╭─ Material supplied

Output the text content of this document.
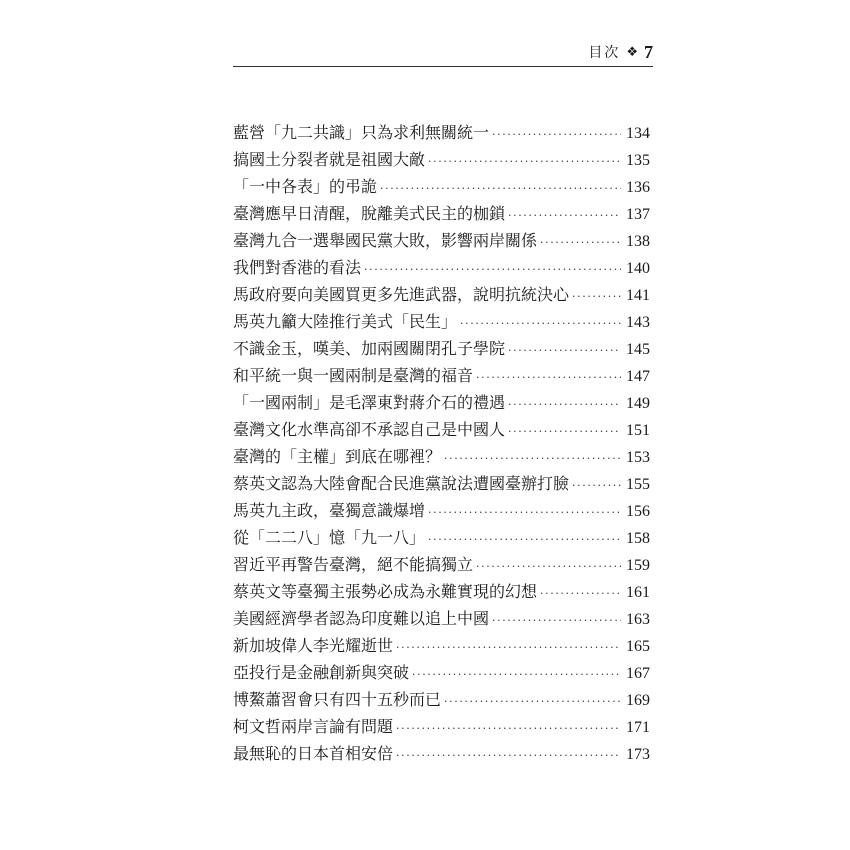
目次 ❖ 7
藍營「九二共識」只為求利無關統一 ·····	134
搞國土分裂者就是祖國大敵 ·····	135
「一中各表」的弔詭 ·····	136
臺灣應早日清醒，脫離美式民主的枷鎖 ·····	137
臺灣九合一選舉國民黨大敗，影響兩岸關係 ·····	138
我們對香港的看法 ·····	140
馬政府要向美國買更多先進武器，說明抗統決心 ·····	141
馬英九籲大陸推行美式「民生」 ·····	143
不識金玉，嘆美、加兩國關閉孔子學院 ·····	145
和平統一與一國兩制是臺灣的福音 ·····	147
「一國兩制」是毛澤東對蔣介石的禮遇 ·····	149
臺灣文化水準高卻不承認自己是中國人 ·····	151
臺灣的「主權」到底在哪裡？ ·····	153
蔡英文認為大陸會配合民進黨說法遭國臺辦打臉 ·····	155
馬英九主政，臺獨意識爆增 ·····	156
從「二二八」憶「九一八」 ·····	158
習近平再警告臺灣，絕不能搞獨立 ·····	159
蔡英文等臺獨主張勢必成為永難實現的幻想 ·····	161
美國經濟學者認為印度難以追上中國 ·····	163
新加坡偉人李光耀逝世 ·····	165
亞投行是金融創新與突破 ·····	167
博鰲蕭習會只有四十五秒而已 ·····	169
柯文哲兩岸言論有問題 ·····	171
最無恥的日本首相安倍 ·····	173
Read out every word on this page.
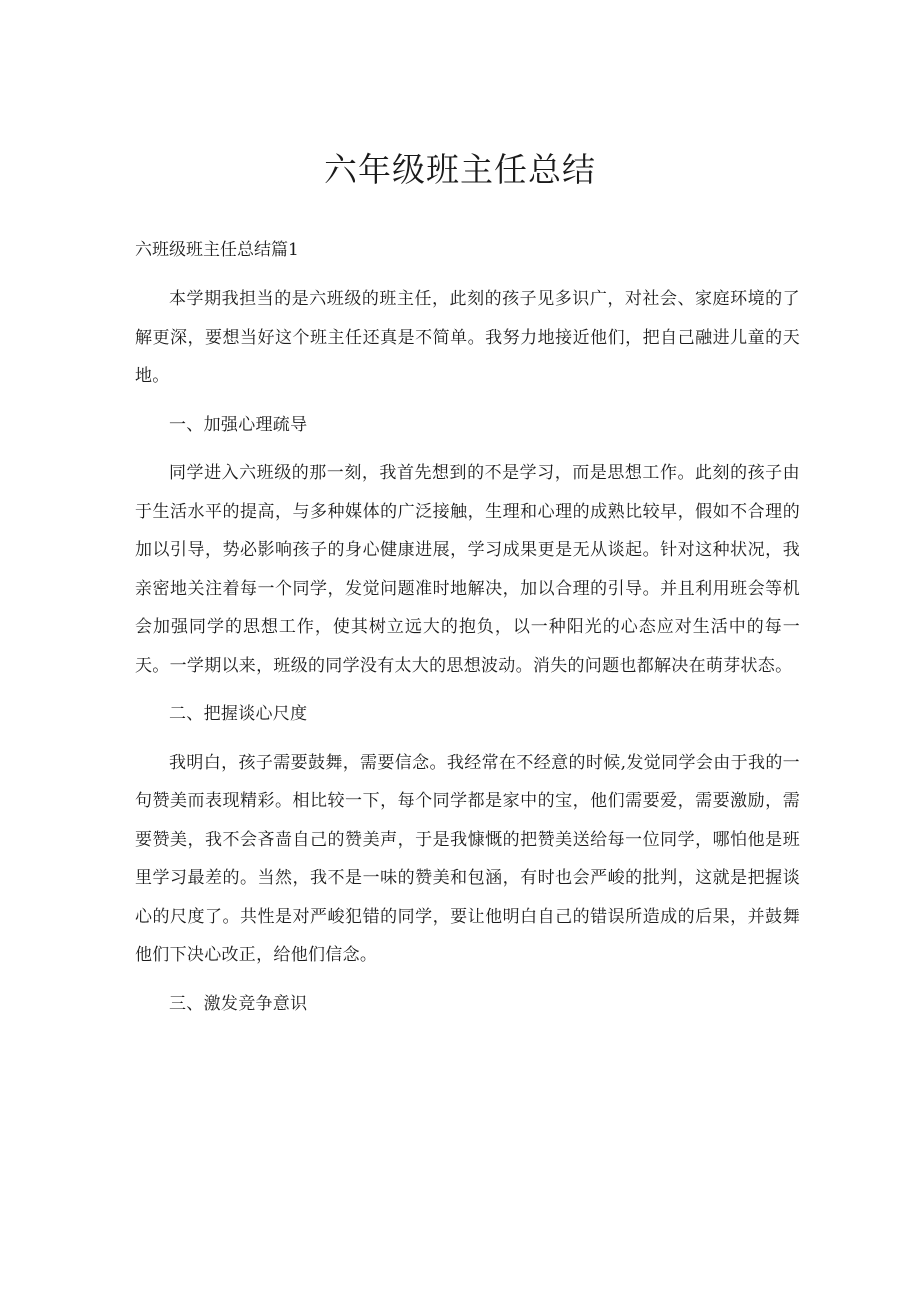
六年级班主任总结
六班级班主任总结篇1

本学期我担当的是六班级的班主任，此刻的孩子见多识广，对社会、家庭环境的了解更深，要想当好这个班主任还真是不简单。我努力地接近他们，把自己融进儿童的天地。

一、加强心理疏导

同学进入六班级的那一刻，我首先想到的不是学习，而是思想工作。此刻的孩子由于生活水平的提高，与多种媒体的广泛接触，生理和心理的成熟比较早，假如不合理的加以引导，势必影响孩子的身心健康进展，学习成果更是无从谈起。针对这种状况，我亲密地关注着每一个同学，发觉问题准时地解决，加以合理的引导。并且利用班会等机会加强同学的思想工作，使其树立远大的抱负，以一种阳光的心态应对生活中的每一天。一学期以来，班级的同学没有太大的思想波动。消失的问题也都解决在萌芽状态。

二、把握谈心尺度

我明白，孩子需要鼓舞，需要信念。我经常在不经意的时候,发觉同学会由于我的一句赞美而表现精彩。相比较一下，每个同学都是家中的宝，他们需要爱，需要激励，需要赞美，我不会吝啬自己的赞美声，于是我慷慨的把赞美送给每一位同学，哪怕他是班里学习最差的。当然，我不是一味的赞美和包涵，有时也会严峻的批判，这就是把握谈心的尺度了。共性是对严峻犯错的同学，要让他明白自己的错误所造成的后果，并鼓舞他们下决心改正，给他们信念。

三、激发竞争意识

╰─

_Work to complete_. Without the pictures, transcribe the listing above exactly.

_Full response_.
Output the text content of this document.
目次 ❖ 7
藍營「九二共識」只為求利無關統一 ·····	134
搞國土分裂者就是祖國大敵 ·····	135
「一中各表」的弔詭 ·····	136
臺灣應早日清醒，脫離美式民主的枷鎖 ·····	137
臺灣九合一選舉國民黨大敗，影響兩岸關係 ·····	138
我們對香港的看法 ·····	140
馬政府要向美國買更多先進武器，說明抗統決心 ·····	141
馬英九籲大陸推行美式「民生」 ·····	143
不識金玉，嘆美、加兩國關閉孔子學院 ·····	145
和平統一與一國兩制是臺灣的福音 ·····	147
「一國兩制」是毛澤東對蔣介石的禮遇 ·····	149
臺灣文化水準高卻不承認自己是中國人 ·····	151
臺灣的「主權」到底在哪裡？ ·····	153
蔡英文認為大陸會配合民進黨說法遭國臺辦打臉 ·····	155
馬英九主政，臺獨意識爆增 ·····	156
從「二二八」憶「九一八」 ·····	158
習近平再警告臺灣，絕不能搞獨立 ·····	159
蔡英文等臺獨主張勢必成為永難實現的幻想 ·····	161
美國經濟學者認為印度難以追上中國 ·····	163
新加坡偉人李光耀逝世 ·····	165
亞投行是金融創新與突破 ·····	167
博鰲蕭習會只有四十五秒而已 ·····	169
柯文哲兩岸言論有問題 ·····	171
最無恥的日本首相安倍 ·····	173
Read out every word on this page.
六年级班主任总结
六班级班主任总结篇1

本学期我担当的是六班级的班主任，此刻的孩子见多识广，对社会、家庭环境的了解更深，要想当好这个班主任还真是不简单。我努力地接近他们，把自己融进儿童的天地。

一、加强心理疏导

同学进入六班级的那一刻，我首先想到的不是学习，而是思想工作。此刻的孩子由于生活水平的提高，与多种媒体的广泛接触，生理和心理的成熟比较早，假如不合理的加以引导，势必影响孩子的身心健康进展，学习成果更是无从谈起。针对这种状况，我亲密地关注着每一个同学，发觉问题准时地解决，加以合理的引导。并且利用班会等机会加强同学的思想工作，使其树立远大的抱负，以一种阳光的心态应对生活中的每一天。一学期以来，班级的同学没有太大的思想波动。消失的问题也都解决在萌芽状态。

二、把握谈心尺度

我明白，孩子需要鼓舞，需要信念。我经常在不经意的时候,发觉同学会由于我的一句赞美而表现精彩。相比较一下，每个同学都是家中的宝，他们需要爱，需要激励，需要赞美，我不会吝啬自己的赞美声，于是我慷慨的把赞美送给每一位同学，哪怕他是班里学习最差的。当然，我不是一味的赞美和包涵，有时也会严峻的批判，这就是把握谈心的尺度了。共性是对严峻犯错的同学，要让他明白自己的错误所造成的后果，并鼓舞他们下决心改正，给他们信念。

三、激发竞争意识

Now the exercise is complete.